Return every record below exactly as written, omitting any pictures.

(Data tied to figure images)
★ ★ ★ ★ ★

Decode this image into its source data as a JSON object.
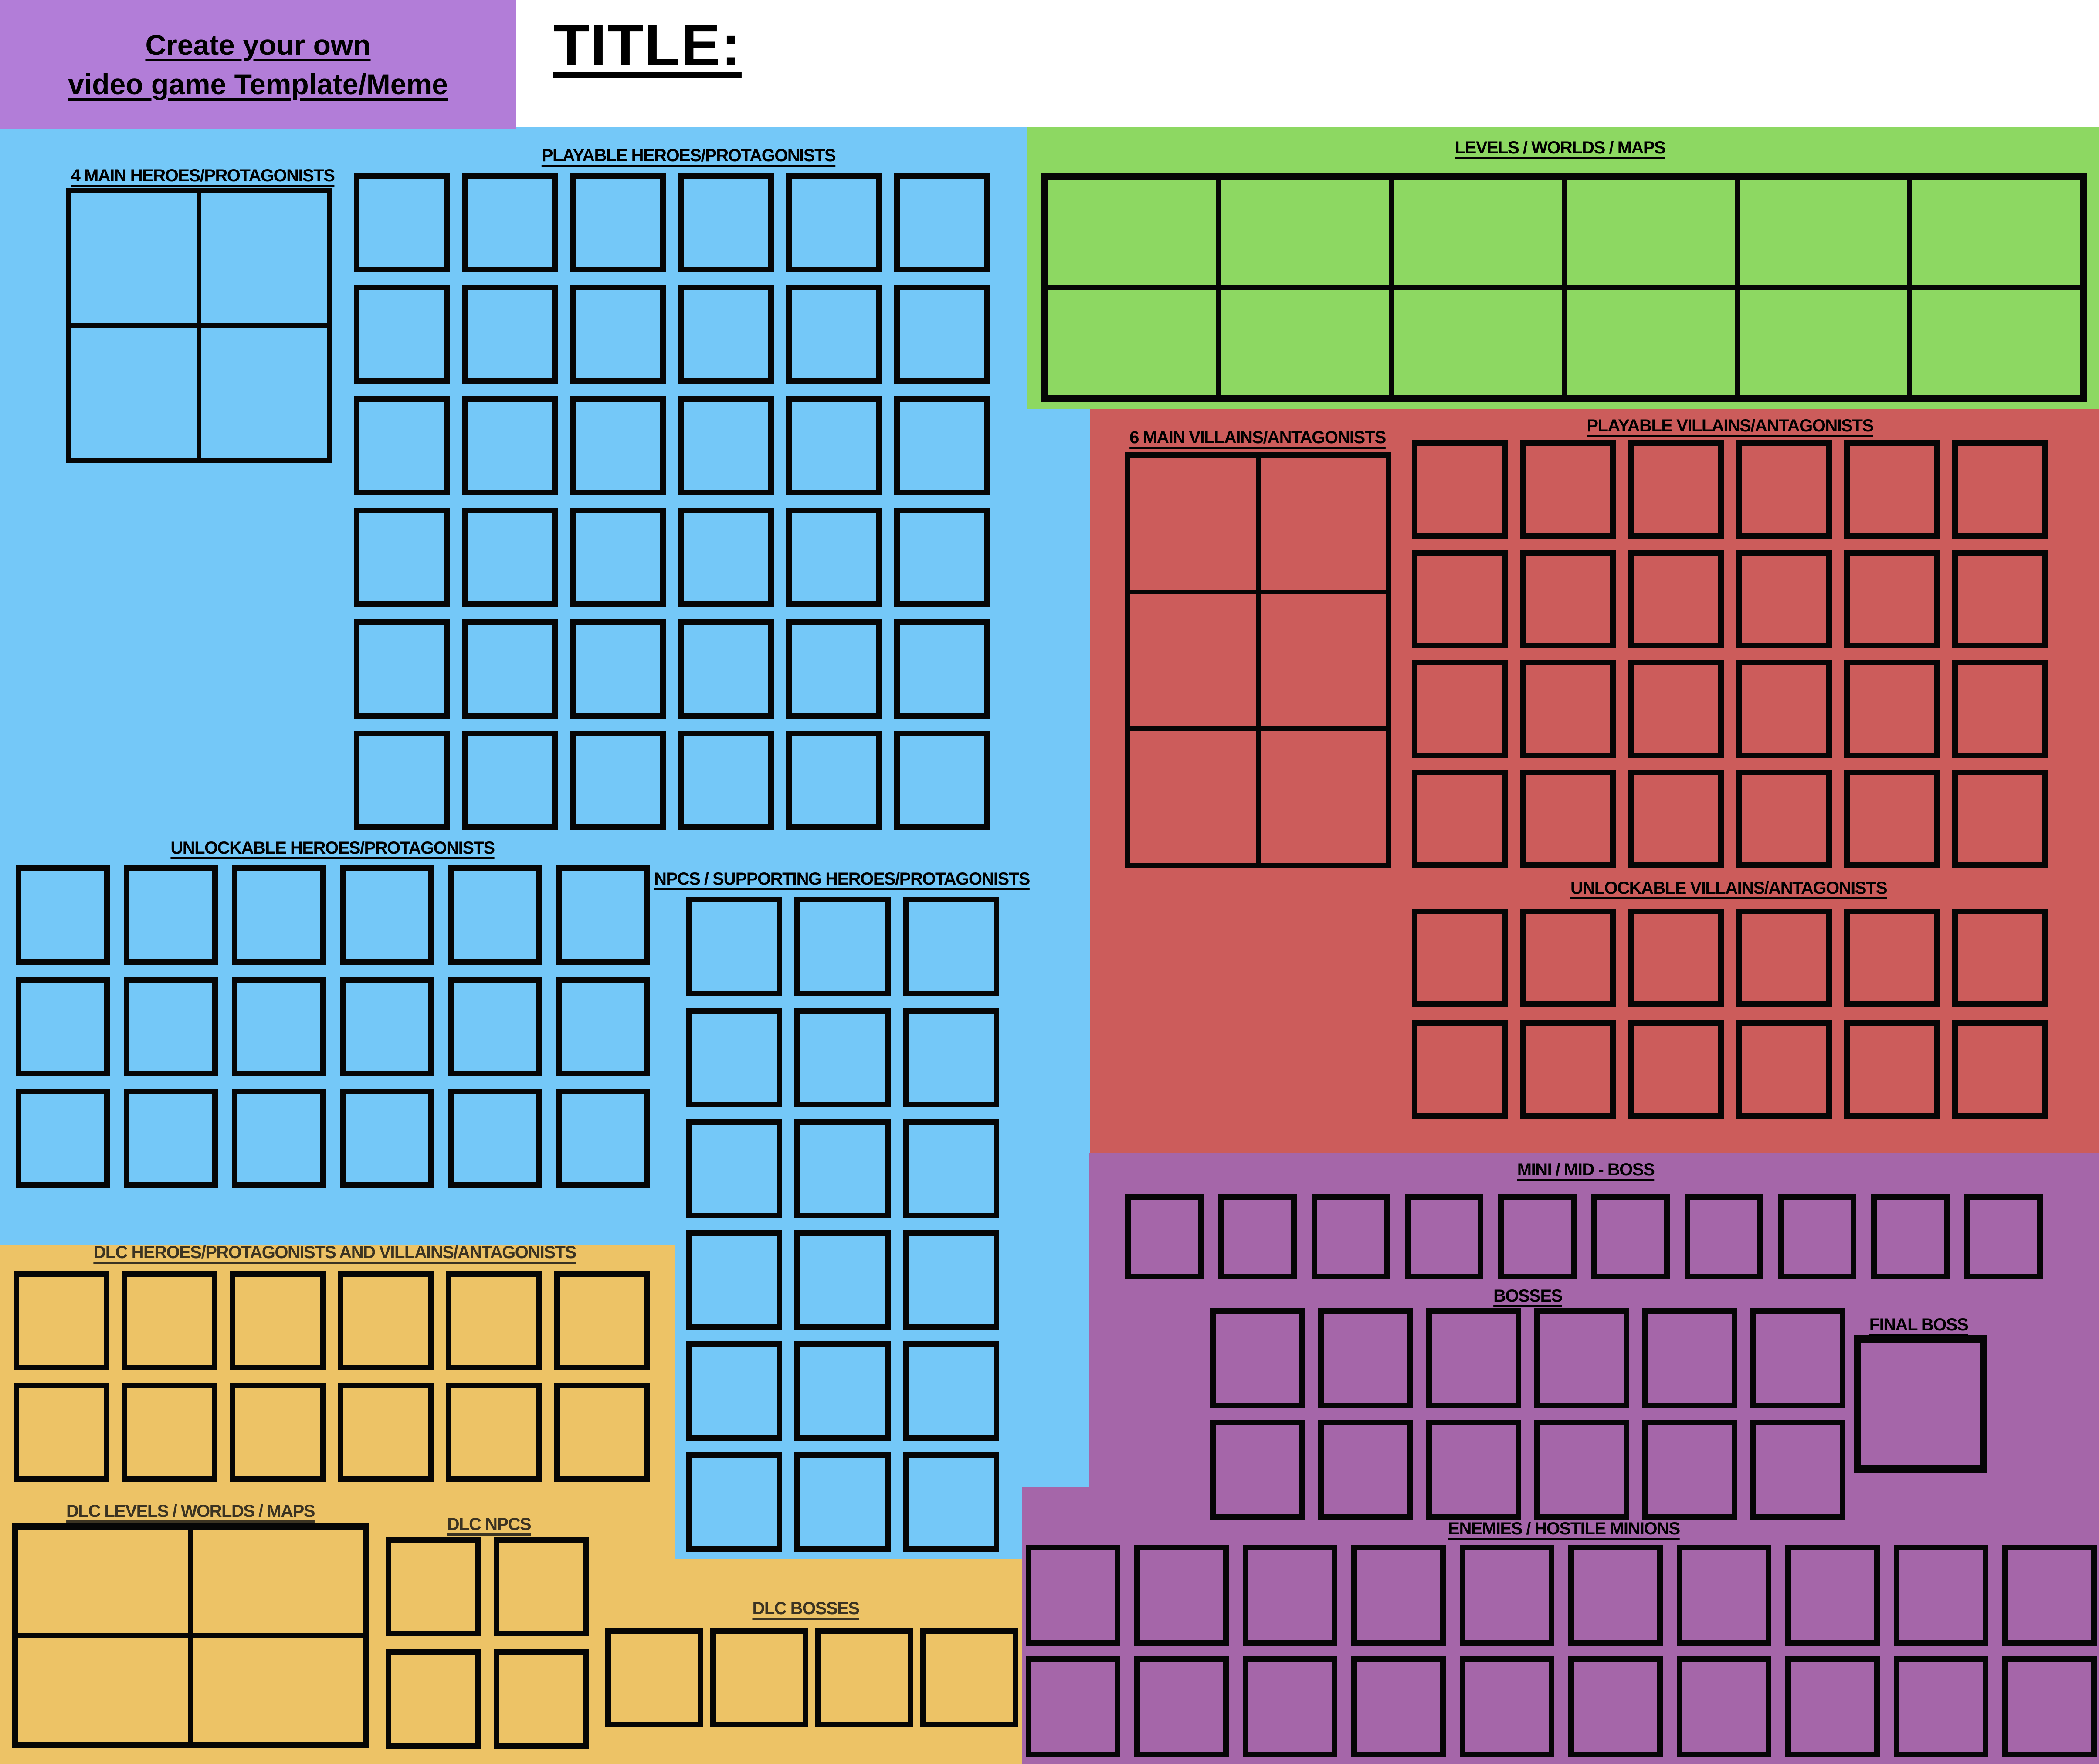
{
  "header": {
    "line1": "Create your own",
    "line2": "video game Template/Meme",
    "title_label": "TITLE:"
  },
  "colors": {
    "blue": "#74C8F8",
    "green": "#8DD862",
    "red": "#CC5C5B",
    "purple": "#A566A9",
    "orange": "#EDC366",
    "header_purple": "#B27DD8",
    "dlc_text": "#3B3322"
  },
  "sections": {
    "main_heroes": {
      "label": "4 MAIN HEROES/PROTAGONISTS",
      "grid": {
        "rows": 2,
        "cols": 2
      }
    },
    "playable_heroes": {
      "label": "PLAYABLE HEROES/PROTAGONISTS",
      "grid": {
        "rows": 6,
        "cols": 6
      }
    },
    "unlockable_heroes": {
      "label": "UNLOCKABLE HEROES/PROTAGONISTS",
      "grid": {
        "rows": 3,
        "cols": 6
      }
    },
    "npcs": {
      "label": "NPCS / SUPPORTING HEROES/PROTAGONISTS",
      "grid": {
        "rows": 6,
        "cols": 3
      }
    },
    "levels": {
      "label": "LEVELS / WORLDS / MAPS",
      "grid": {
        "rows": 2,
        "cols": 6
      }
    },
    "main_villains": {
      "label": "6 MAIN VILLAINS/ANTAGONISTS",
      "grid": {
        "rows": 3,
        "cols": 2
      }
    },
    "playable_villains": {
      "label": "PLAYABLE VILLAINS/ANTAGONISTS",
      "grid": {
        "rows": 4,
        "cols": 6
      }
    },
    "unlockable_villains": {
      "label": "UNLOCKABLE VILLAINS/ANTAGONISTS",
      "grid": {
        "rows": 2,
        "cols": 6
      }
    },
    "mini_boss": {
      "label": "MINI / MID - BOSS",
      "grid": {
        "rows": 1,
        "cols": 10
      }
    },
    "bosses": {
      "label": "BOSSES",
      "grid": {
        "rows": 2,
        "cols": 6
      }
    },
    "final_boss": {
      "label": "FINAL BOSS",
      "grid": {
        "rows": 1,
        "cols": 1
      }
    },
    "enemies": {
      "label": "ENEMIES / HOSTILE MINIONS",
      "grid": {
        "rows": 2,
        "cols": 10
      }
    },
    "dlc_heroes": {
      "label": "DLC HEROES/PROTAGONISTS AND VILLAINS/ANTAGONISTS",
      "grid": {
        "rows": 2,
        "cols": 6
      }
    },
    "dlc_levels": {
      "label": "DLC LEVELS / WORLDS / MAPS",
      "grid": {
        "rows": 2,
        "cols": 2
      }
    },
    "dlc_npcs": {
      "label": "DLC NPCS",
      "grid": {
        "rows": 2,
        "cols": 2
      }
    },
    "dlc_bosses": {
      "label": "DLC BOSSES",
      "grid": {
        "rows": 1,
        "cols": 4
      }
    }
  }
}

★ ★ ★ ★ ★

- [ANSWER TO THE EXERCISE]
Decode this image into its source data as a JSON object.
{
  "header": {
    "line1": "Create your own",
    "line2": "video game Template/Meme",
    "title_label": "TITLE:"
  },
  "colors": {
    "blue": "#74C8F8",
    "green": "#8DD862",
    "red": "#CC5C5B",
    "purple": "#A566A9",
    "orange": "#EDC366",
    "header_purple": "#B27DD8",
    "dlc_text": "#3B3322"
  },
  "sections": {
    "main_heroes": {
      "label": "4 MAIN HEROES/PROTAGONISTS",
      "grid": {
        "rows": 2,
        "cols": 2
      }
    },
    "playable_heroes": {
      "label": "PLAYABLE HEROES/PROTAGONISTS",
      "grid": {
        "rows": 6,
        "cols": 6
      }
    },
    "unlockable_heroes": {
      "label": "UNLOCKABLE HEROES/PROTAGONISTS",
      "grid": {
        "rows": 3,
        "cols": 6
      }
    },
    "npcs": {
      "label": "NPCS / SUPPORTING HEROES/PROTAGONISTS",
      "grid": {
        "rows": 6,
        "cols": 3
      }
    },
    "levels": {
      "label": "LEVELS / WORLDS / MAPS",
      "grid": {
        "rows": 2,
        "cols": 6
      }
    },
    "main_villains": {
      "label": "6 MAIN VILLAINS/ANTAGONISTS",
      "grid": {
        "rows": 3,
        "cols": 2
      }
    },
    "playable_villains": {
      "label": "PLAYABLE VILLAINS/ANTAGONISTS",
      "grid": {
        "rows": 4,
        "cols": 6
      }
    },
    "unlockable_villains": {
      "label": "UNLOCKABLE VILLAINS/ANTAGONISTS",
      "grid": {
        "rows": 2,
        "cols": 6
      }
    },
    "mini_boss": {
      "label": "MINI / MID - BOSS",
      "grid": {
        "rows": 1,
        "cols": 10
      }
    },
    "bosses": {
      "label": "BOSSES",
      "grid": {
        "rows": 2,
        "cols": 6
      }
    },
    "final_boss": {
      "label": "FINAL BOSS",
      "grid": {
        "rows": 1,
        "cols": 1
      }
    },
    "enemies": {
      "label": "ENEMIES / HOSTILE MINIONS",
      "grid": {
        "rows": 2,
        "cols": 10
      }
    },
    "dlc_heroes": {
      "label": "DLC HEROES/PROTAGONISTS AND VILLAINS/ANTAGONISTS",
      "grid": {
        "rows": 2,
        "cols": 6
      }
    },
    "dlc_levels": {
      "label": "DLC LEVELS / WORLDS / MAPS",
      "grid": {
        "rows": 2,
        "cols": 2
      }
    },
    "dlc_npcs": {
      "label": "DLC NPCS",
      "grid": {
        "rows": 2,
        "cols": 2
      }
    },
    "dlc_bosses": {
      "label": "DLC BOSSES",
      "grid": {
        "rows": 1,
        "cols": 4
      }
    }
  }
}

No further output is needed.